§ WHAT THE TASK REQUIRES:
In the records below, find each line containing the word "price" and copy it.

----------

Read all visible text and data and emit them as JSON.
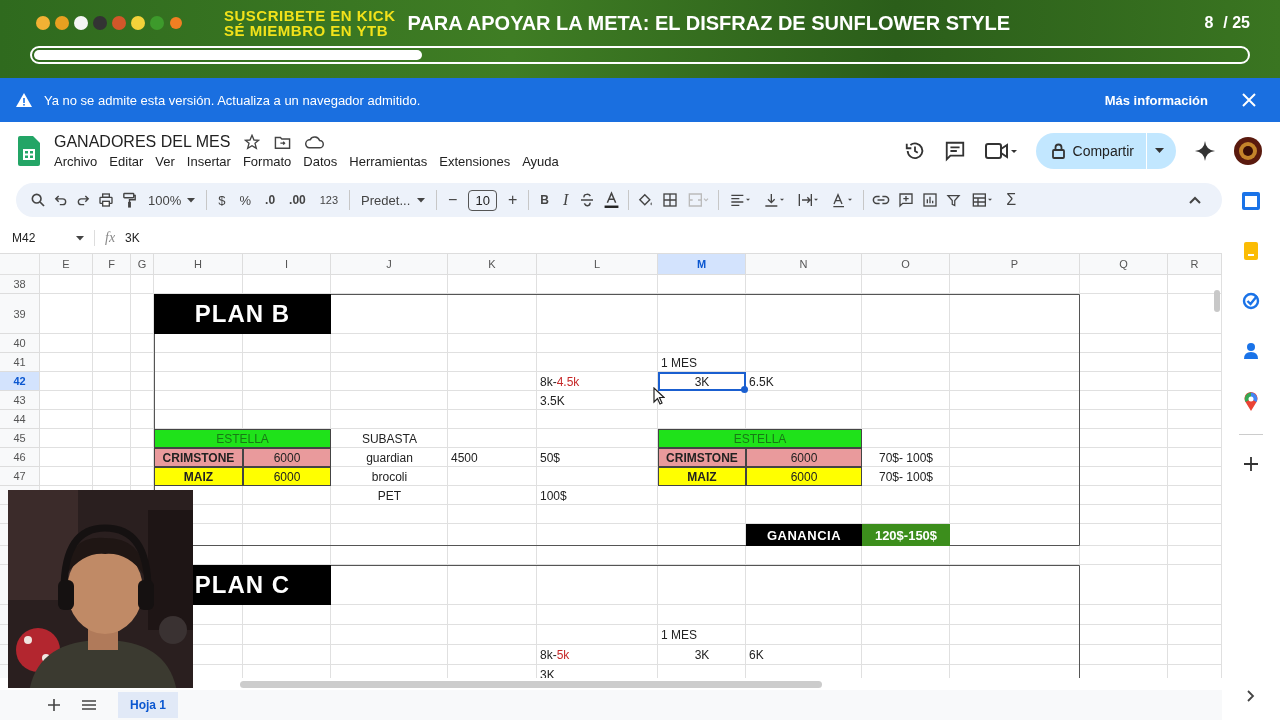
{
  "stream_overlay": {
    "lines": [
      "SUSCRIBETE EN KICK",
      "SÉ MIEMBRO EN YTB"
    ],
    "goal": "PARA APOYAR LA META:  EL DISFRAZ DE SUNFLOWER STYLE",
    "count": "8",
    "total": "/ 25",
    "level": 0.32
  },
  "banner": {
    "message": "Ya no se admite esta versión. Actualiza a un navegador admitido.",
    "link": "Más información"
  },
  "document": {
    "title": "GANADORES DEL MES",
    "menu": [
      "Archivo",
      "Editar",
      "Ver",
      "Insertar",
      "Formato",
      "Datos",
      "Herramientas",
      "Extensiones",
      "Ayuda"
    ],
    "share": "Compartir"
  },
  "toolbar": {
    "zoom": "100%",
    "currency": "$",
    "percent": "%",
    "decrease_decimals": ".0",
    "increase_decimals": ".00",
    "number_format": "123",
    "font": "Predet...",
    "minus": "−",
    "font_size": "10",
    "plus": "+",
    "bold": "B",
    "italic": "I",
    "sum": "Σ"
  },
  "formula_bar": {
    "cell_ref": "M42",
    "fx": "fx",
    "value": "3K"
  },
  "grid": {
    "columns": [
      {
        "label": "E",
        "selected": false
      },
      {
        "label": "F",
        "selected": false
      },
      {
        "label": "G",
        "selected": false
      },
      {
        "label": "H",
        "selected": false
      },
      {
        "label": "I",
        "selected": false
      },
      {
        "label": "J",
        "selected": false
      },
      {
        "label": "K",
        "selected": false
      },
      {
        "label": "L",
        "selected": false
      },
      {
        "label": "M",
        "selected": true
      },
      {
        "label": "N",
        "selected": false
      },
      {
        "label": "O",
        "selected": false
      },
      {
        "label": "P",
        "selected": false
      },
      {
        "label": "Q",
        "selected": false
      },
      {
        "label": "R",
        "selected": false
      }
    ],
    "rows": [
      {
        "label": "38",
        "selected": false
      },
      {
        "label": "39",
        "selected": false
      },
      {
        "label": "40",
        "selected": false
      },
      {
        "label": "41",
        "selected": false
      },
      {
        "label": "42",
        "selected": true
      },
      {
        "label": "43",
        "selected": false
      },
      {
        "label": "44",
        "selected": false
      },
      {
        "label": "45",
        "selected": false
      },
      {
        "label": "46",
        "selected": false
      },
      {
        "label": "47",
        "selected": false
      }
    ]
  },
  "plan_b": {
    "title": "PLAN B",
    "month_label": "1 MES",
    "range": {
      "start": "8k-",
      "end": "4.5k"
    },
    "current": {
      "value": "3K",
      "selected": true
    },
    "target": "6.5K",
    "remaining": "3.5K",
    "stock": {
      "header": "ESTELLA",
      "items": [
        {
          "name": "CRIMSTONE",
          "amount": "6000",
          "kind": "crimstone"
        },
        {
          "name": "MAIZ",
          "amount": "6000",
          "kind": "maiz"
        }
      ]
    },
    "auction": {
      "header": "SUBASTA",
      "items": [
        {
          "name": "guardian",
          "quantity": "4500",
          "price": "50$"
        },
        {
          "name": "brocoli"
        },
        {
          "name": "PET",
          "price": "100$"
        }
      ]
    },
    "stock_2": {
      "header": "ESTELLA",
      "items": [
        {
          "name": "CRIMSTONE",
          "amount": "6000",
          "kind": "crimstone",
          "price": "70$- 100$"
        },
        {
          "name": "MAIZ",
          "amount": "6000",
          "kind": "maiz",
          "price": "70$- 100$"
        }
      ]
    },
    "profit": {
      "label": "GANANCIA",
      "value": "120$-150$"
    }
  },
  "plan_c": {
    "title": "PLAN C",
    "month_label": "1 MES",
    "range": {
      "start": "8k-",
      "end": "5k"
    },
    "current": {
      "value": "3K",
      "selected": false
    },
    "target": "6K",
    "remaining": "3K"
  },
  "sheets": [
    {
      "label": "Hoja 1",
      "selected": true
    }
  ]
}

----------

§ SOLUTION BELOW:
          "price": "50$"
          "price": "100$"
          "price": "70$- 100$"
          "price": "70$- 100$"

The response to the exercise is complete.